Dataset entries:
>>>>

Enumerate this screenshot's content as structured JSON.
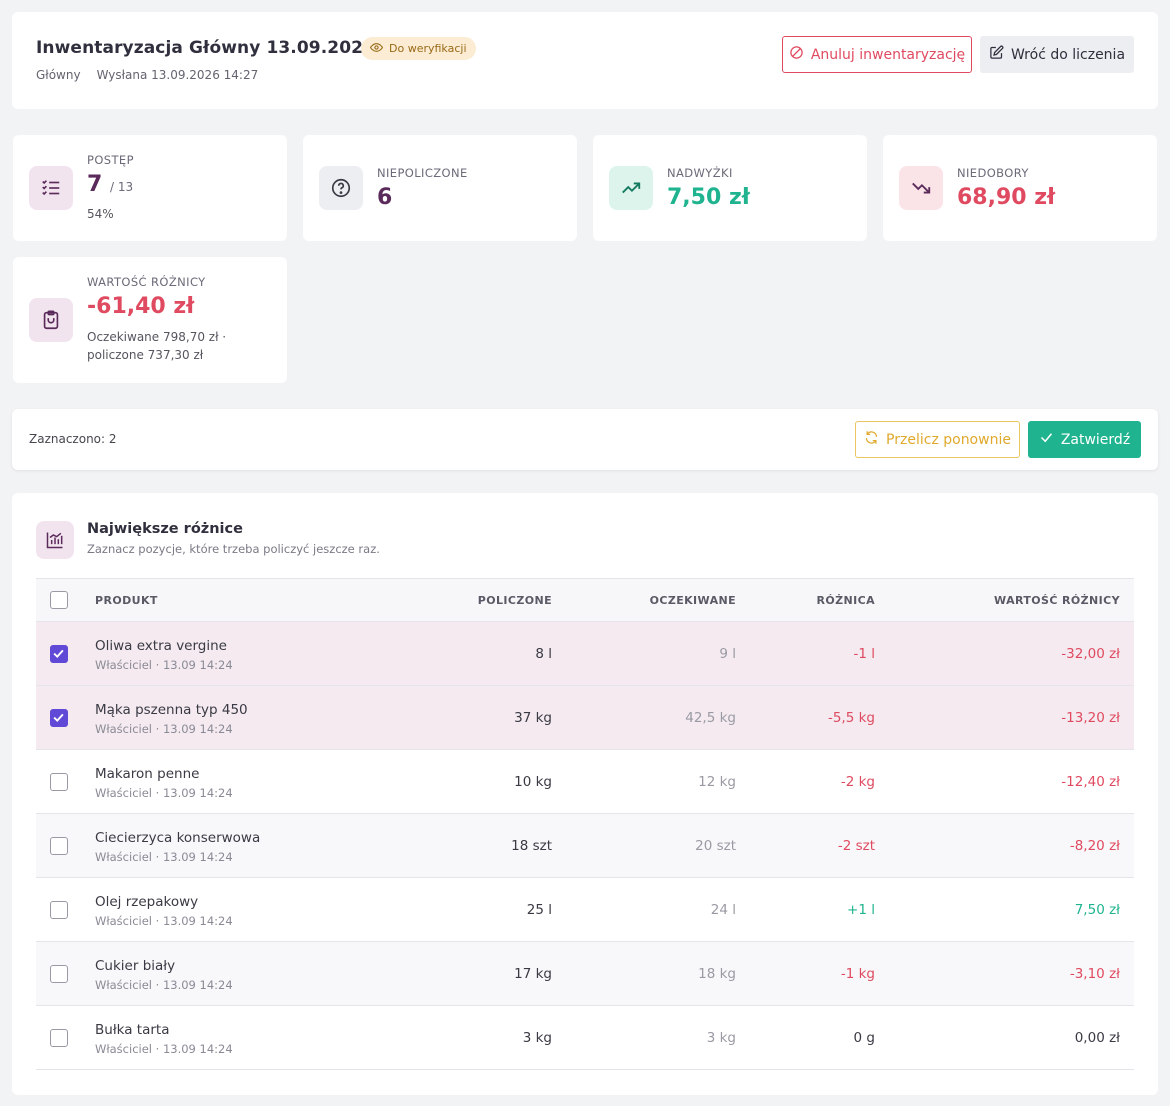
{
  "header": {
    "title": "Inwentaryzacja Główny 13.09.2026",
    "status": "Do weryfikacji",
    "location": "Główny",
    "sent": "Wysłana 13.09.2026 14:27",
    "cancel_label": "Anuluj inwentaryzację",
    "back_label": "Wróć do liczenia"
  },
  "stats": {
    "progress": {
      "label": "POSTĘP",
      "value": "7",
      "total": "/ 13",
      "percent": "54%"
    },
    "uncounted": {
      "label": "NIEPOLICZONE",
      "value": "6"
    },
    "surplus": {
      "label": "NADWYŻKI",
      "value": "7,50 zł"
    },
    "shortage": {
      "label": "NIEDOBORY",
      "value": "68,90 zł"
    },
    "diff_value": {
      "label": "WARTOŚĆ RÓŻNICY",
      "value": "-61,40 zł",
      "note_line1": "Oczekiwane 798,70 zł ·",
      "note_line2": "policzone 737,30 zł"
    }
  },
  "colors": {
    "accent": "#6049d6",
    "positive": "#1fb48f",
    "negative": "#e04a60",
    "brand": "#5a2a5a"
  },
  "action_bar": {
    "selected": "Zaznaczono: 2",
    "recalc_label": "Przelicz ponownie",
    "confirm_label": "Zatwierdź"
  },
  "table": {
    "title": "Największe różnice",
    "subtitle": "Zaznacz pozycje, które trzeba policzyć jeszcze raz.",
    "columns": {
      "product": "PRODUKT",
      "counted": "POLICZONE",
      "expected": "OCZEKIWANE",
      "diff": "RÓŻNICA",
      "value": "WARTOŚĆ RÓŻNICY"
    },
    "rows": [
      {
        "name": "Oliwa extra vergine",
        "meta": "Właściciel · 13.09 14:24",
        "counted": "8 l",
        "expected": "9 l",
        "diff": "-1 l",
        "value": "-32,00 zł",
        "checked": true,
        "sign": "neg"
      },
      {
        "name": "Mąka pszenna typ 450",
        "meta": "Właściciel · 13.09 14:24",
        "counted": "37 kg",
        "expected": "42,5 kg",
        "diff": "-5,5 kg",
        "value": "-13,20 zł",
        "checked": true,
        "sign": "neg"
      },
      {
        "name": "Makaron penne",
        "meta": "Właściciel · 13.09 14:24",
        "counted": "10 kg",
        "expected": "12 kg",
        "diff": "-2 kg",
        "value": "-12,40 zł",
        "checked": false,
        "sign": "neg"
      },
      {
        "name": "Ciecierzyca konserwowa",
        "meta": "Właściciel · 13.09 14:24",
        "counted": "18 szt",
        "expected": "20 szt",
        "diff": "-2 szt",
        "value": "-8,20 zł",
        "checked": false,
        "sign": "neg"
      },
      {
        "name": "Olej rzepakowy",
        "meta": "Właściciel · 13.09 14:24",
        "counted": "25 l",
        "expected": "24 l",
        "diff": "+1 l",
        "value": "7,50 zł",
        "checked": false,
        "sign": "pos"
      },
      {
        "name": "Cukier biały",
        "meta": "Właściciel · 13.09 14:24",
        "counted": "17 kg",
        "expected": "18 kg",
        "diff": "-1 kg",
        "value": "-3,10 zł",
        "checked": false,
        "sign": "neg"
      },
      {
        "name": "Bułka tarta",
        "meta": "Właściciel · 13.09 14:24",
        "counted": "3 kg",
        "expected": "3 kg",
        "diff": "0 g",
        "value": "0,00 zł",
        "checked": false,
        "sign": "zero"
      }
    ]
  }
}
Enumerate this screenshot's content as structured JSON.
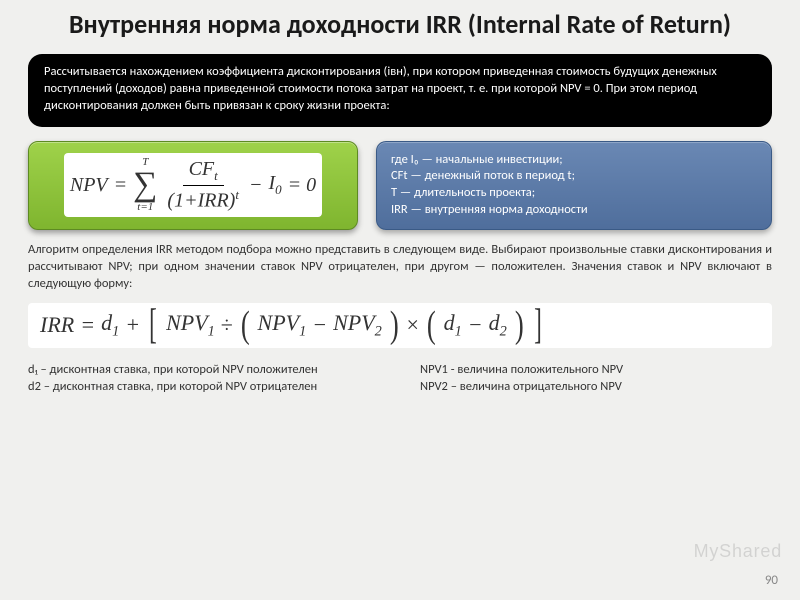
{
  "title": "Внутренняя норма доходности IRR (Internal Rate of Return)",
  "blackbox_text": "Рассчитывается нахождением коэффициента дисконтирования (iвн), при котором приведенная стоимость будущих денежных поступлений (доходов) равна приведенной стоимости потока затрат на проект, т. е. при которой NPV = 0. При этом период дисконтирования должен быть привязан к сроку жизни проекта:",
  "npv_formula": {
    "lhs": "NPV",
    "eq": "=",
    "sum_top": "T",
    "sum_bottom": "t=1",
    "frac_num": "CFt",
    "frac_den_base": "(1+IRR)",
    "frac_den_exp": "t",
    "minus": "−",
    "i0": "I",
    "i0_sub": "0",
    "eq_zero": "= 0"
  },
  "legend": {
    "l1": "где I₀ — начальные инвестиции;",
    "l2": "CFt — денежный поток в период t;",
    "l3": "T — длительность проекта;",
    "l4": "IRR — внутренняя норма доходности"
  },
  "algo_text": "Алгоритм определения IRR методом подбора можно представить в следующем виде. Выбирают произвольные ставки дисконтирования и рассчитывают NPV; при одном значении ставок NPV отрицателен, при другом — положителен. Значения ставок и NPV включают в следующую форму:",
  "irr_formula": {
    "lhs": "IRR",
    "eq": "=",
    "d1": "d",
    "d1_sub": "1",
    "plus": "+",
    "npv1": "NPV",
    "npv1_sub": "1",
    "div": "÷",
    "npv1b": "NPV",
    "npv1b_sub": "1",
    "minus": "−",
    "npv2": "NPV",
    "npv2_sub": "2",
    "times": "×",
    "d1b": "d",
    "d1b_sub": "1",
    "minus2": "−",
    "d2": "d",
    "d2_sub": "2"
  },
  "bottom_left": {
    "l1": "d₁ – дисконтная ставка, при которой NPV положителен",
    "l2": "d2 – дисконтная ставка, при которой NPV отрицателен"
  },
  "bottom_right": {
    "l1": "NPV1 - величина положительного NPV",
    "l2": "NPV2 – величина отрицательного NPV"
  },
  "watermark": "MyShared",
  "page_number": "90",
  "colors": {
    "page_bg": "#f0f0ee",
    "blackbox_bg": "#000000",
    "green_top": "#9fd24a",
    "green_bottom": "#7fb52f",
    "blue_top": "#6a88b4",
    "blue_bottom": "#4f6e9c"
  }
}
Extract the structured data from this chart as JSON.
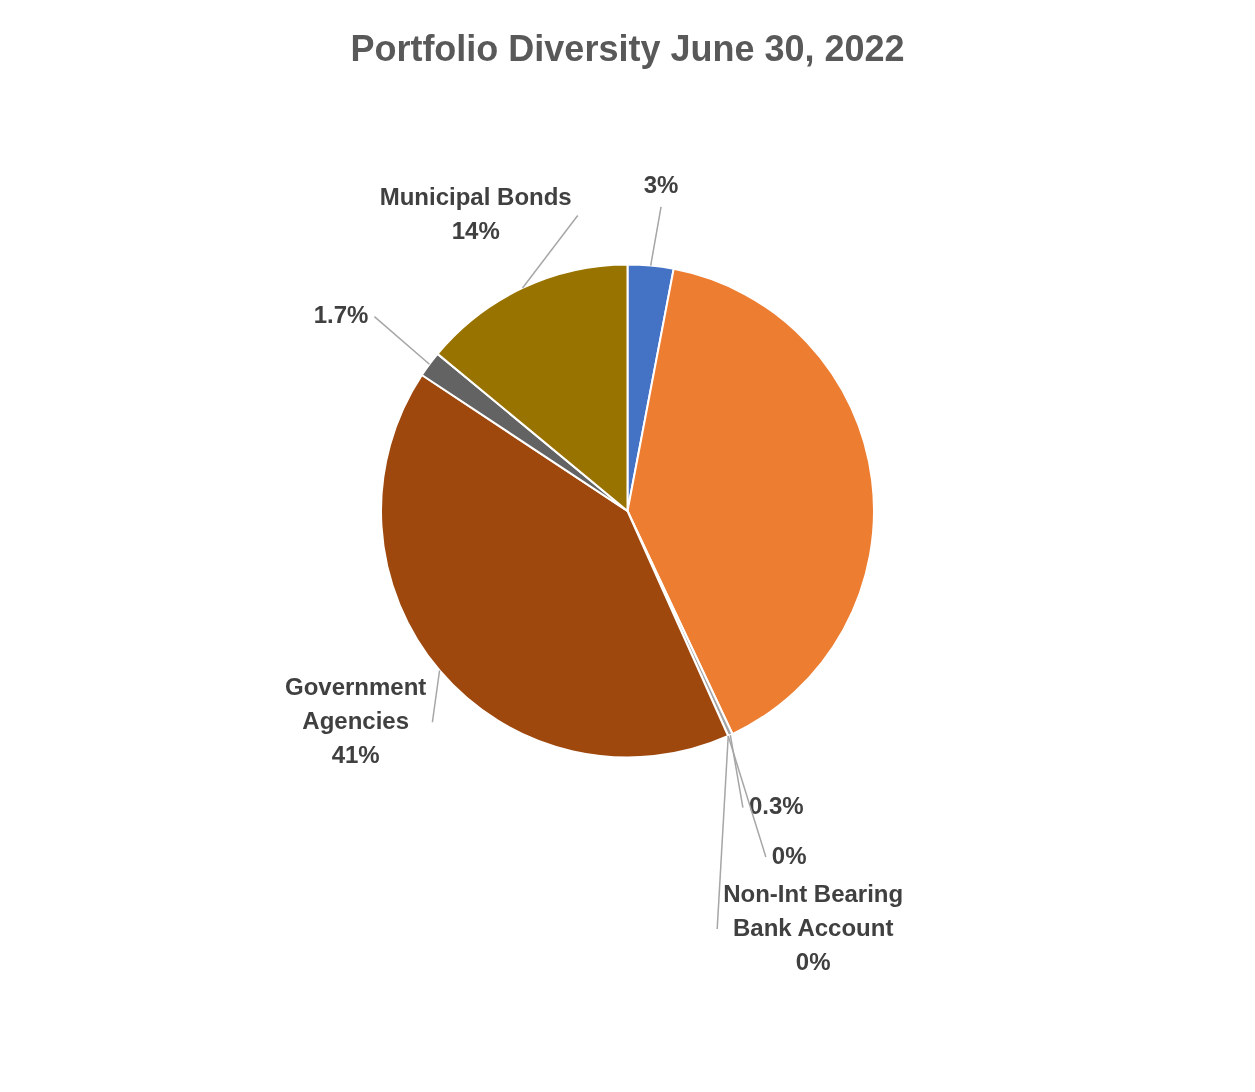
{
  "chart_data": {
    "type": "pie",
    "title": "Portfolio Diversity June 30, 2022",
    "categories": [
      null,
      null,
      null,
      null,
      "Non-Int Bearing Bank Account",
      "Government Agencies",
      null,
      "Municipal Bonds"
    ],
    "values": [
      3,
      40,
      0.3,
      0,
      0,
      41,
      1.7,
      14
    ],
    "colors": [
      "#4472c4",
      "#ed7d31",
      "#a5a5a5",
      "#ffc000",
      "#5b9bd5",
      "#9e480e",
      "#636363",
      "#997300"
    ],
    "value_labels": [
      "3%",
      null,
      "0.3%",
      "0%",
      "0%",
      "41%",
      "1.7%",
      "14%"
    ],
    "legend": false
  }
}
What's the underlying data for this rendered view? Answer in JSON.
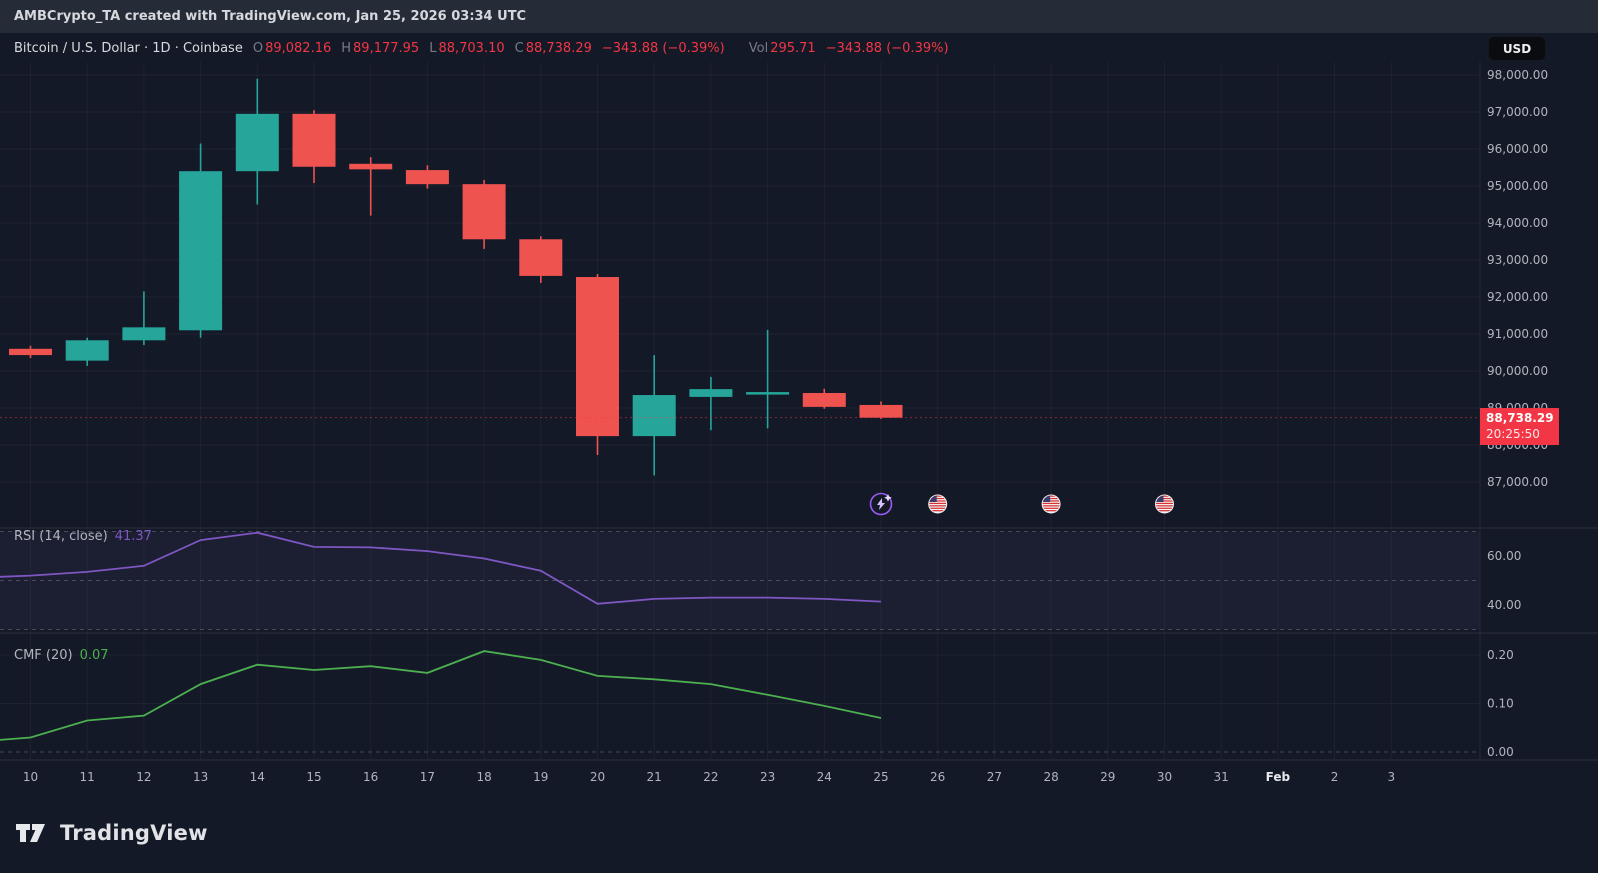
{
  "header": {
    "attribution": "AMBCrypto_TA created with TradingView.com, Jan 25, 2026 03:34 UTC"
  },
  "symbol_bar": {
    "title": "Bitcoin / U.S. Dollar · 1D · Coinbase",
    "ohlc": [
      {
        "label": "O",
        "value": "89,082.16"
      },
      {
        "label": "H",
        "value": "89,177.95"
      },
      {
        "label": "L",
        "value": "88,703.10"
      },
      {
        "label": "C",
        "value": "88,738.29"
      }
    ],
    "change": "−343.88 (−0.39%)",
    "vol_label": "Vol",
    "vol_value": "295.71",
    "vol_change": "−343.88 (−0.39%)",
    "currency_button": "USD"
  },
  "price_label": {
    "price": "88,738.29",
    "countdown": "20:25:50"
  },
  "rsi_label": {
    "name": "RSI (14, close)",
    "value": "41.37"
  },
  "cmf_label": {
    "name": "CMF (20)",
    "value": "0.07"
  },
  "footer": {
    "brand": "TradingView"
  },
  "colors": {
    "background": "#141927",
    "topbar": "#262b38",
    "up": "#26a69a",
    "down": "#ef5350",
    "accent_red": "#f23645",
    "rsi_purple": "#7e57c2",
    "cmf_green": "#4caf50",
    "axis_text": "#b2b5be"
  },
  "chart_data": [
    {
      "type": "candlestick",
      "title": "Bitcoin / U.S. Dollar · 1D · Coinbase",
      "x_labels": [
        "10",
        "11",
        "12",
        "13",
        "14",
        "15",
        "16",
        "17",
        "18",
        "19",
        "20",
        "21",
        "22",
        "23",
        "24",
        "25",
        "26",
        "27",
        "28",
        "29",
        "30",
        "31",
        "Feb",
        "2",
        "3"
      ],
      "y_ticks": [
        {
          "value": 98000,
          "label": "98,000.00"
        },
        {
          "value": 97000,
          "label": "97,000.00"
        },
        {
          "value": 96000,
          "label": "96,000.00"
        },
        {
          "value": 95000,
          "label": "95,000.00"
        },
        {
          "value": 94000,
          "label": "94,000.00"
        },
        {
          "value": 93000,
          "label": "93,000.00"
        },
        {
          "value": 92000,
          "label": "92,000.00"
        },
        {
          "value": 91000,
          "label": "91,000.00"
        },
        {
          "value": 90000,
          "label": "90,000.00"
        },
        {
          "value": 89000,
          "label": "89,000.00"
        },
        {
          "value": 88000,
          "label": "88,000.00"
        },
        {
          "value": 87000,
          "label": "87,000.00"
        }
      ],
      "y_range": [
        86800,
        98400
      ],
      "candles": [
        {
          "date": "Jan 10",
          "open": 90600,
          "high": 90680,
          "low": 90350,
          "close": 90430
        },
        {
          "date": "Jan 11",
          "open": 90280,
          "high": 90900,
          "low": 90140,
          "close": 90830
        },
        {
          "date": "Jan 12",
          "open": 90830,
          "high": 92150,
          "low": 90700,
          "close": 91180
        },
        {
          "date": "Jan 13",
          "open": 91100,
          "high": 96150,
          "low": 90900,
          "close": 95400
        },
        {
          "date": "Jan 14",
          "open": 95400,
          "high": 97900,
          "low": 94500,
          "close": 96950
        },
        {
          "date": "Jan 15",
          "open": 96950,
          "high": 97050,
          "low": 95080,
          "close": 95520
        },
        {
          "date": "Jan 16",
          "open": 95600,
          "high": 95780,
          "low": 94200,
          "close": 95450
        },
        {
          "date": "Jan 17",
          "open": 95430,
          "high": 95560,
          "low": 94930,
          "close": 95050
        },
        {
          "date": "Jan 18",
          "open": 95050,
          "high": 95160,
          "low": 93300,
          "close": 93560
        },
        {
          "date": "Jan 19",
          "open": 93560,
          "high": 93640,
          "low": 92380,
          "close": 92570
        },
        {
          "date": "Jan 20",
          "open": 92540,
          "high": 92620,
          "low": 87730,
          "close": 88240
        },
        {
          "date": "Jan 21",
          "open": 88240,
          "high": 90430,
          "low": 87180,
          "close": 89350
        },
        {
          "date": "Jan 22",
          "open": 89300,
          "high": 89840,
          "low": 88400,
          "close": 89510
        },
        {
          "date": "Jan 23",
          "open": 89380,
          "high": 91110,
          "low": 88450,
          "close": 89430
        },
        {
          "date": "Jan 24",
          "open": 89405,
          "high": 89520,
          "low": 88980,
          "close": 89030
        },
        {
          "date": "Jan 25",
          "open": 89082.16,
          "high": 89177.95,
          "low": 88703.1,
          "close": 88738.29
        }
      ],
      "last_price": 88738.29,
      "up_color": "#26a69a",
      "down_color": "#ef5350",
      "events": [
        {
          "day_index": 15,
          "type": "lightning"
        },
        {
          "day_index": 16,
          "type": "us-flag"
        },
        {
          "day_index": 18,
          "type": "us-flag"
        },
        {
          "day_index": 20,
          "type": "us-flag"
        }
      ]
    },
    {
      "type": "line",
      "name": "RSI (14, close)",
      "current": 41.37,
      "color": "#7e57c2",
      "legend_position": "top-left",
      "y_ticks": [
        {
          "value": 60,
          "label": "60.00"
        },
        {
          "value": 40,
          "label": "40.00"
        }
      ],
      "guides": [
        70,
        50,
        30
      ],
      "band": [
        30,
        70
      ],
      "lead_value": 51.5,
      "values": [
        52,
        53.5,
        56,
        66.5,
        69.5,
        63.7,
        63.5,
        62,
        59,
        54,
        40.5,
        42.5,
        43,
        43,
        42.5,
        41.37
      ]
    },
    {
      "type": "line",
      "name": "CMF (20)",
      "current": 0.07,
      "color": "#4caf50",
      "legend_position": "top-left",
      "y_ticks": [
        {
          "value": 0.2,
          "label": "0.20"
        },
        {
          "value": 0.1,
          "label": "0.10"
        },
        {
          "value": 0.0,
          "label": "0.00"
        }
      ],
      "guides": [
        0
      ],
      "lead_value": 0.025,
      "values": [
        0.03,
        0.065,
        0.075,
        0.14,
        0.18,
        0.169,
        0.177,
        0.163,
        0.208,
        0.19,
        0.157,
        0.15,
        0.14,
        0.118,
        0.095,
        0.07
      ]
    }
  ]
}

<<<<

*EXERCISE GOAL*.
Report how many lines of the listing hold the string "WARTOŚĆ", giving only the number.

*OUTPUT BELOW*.
2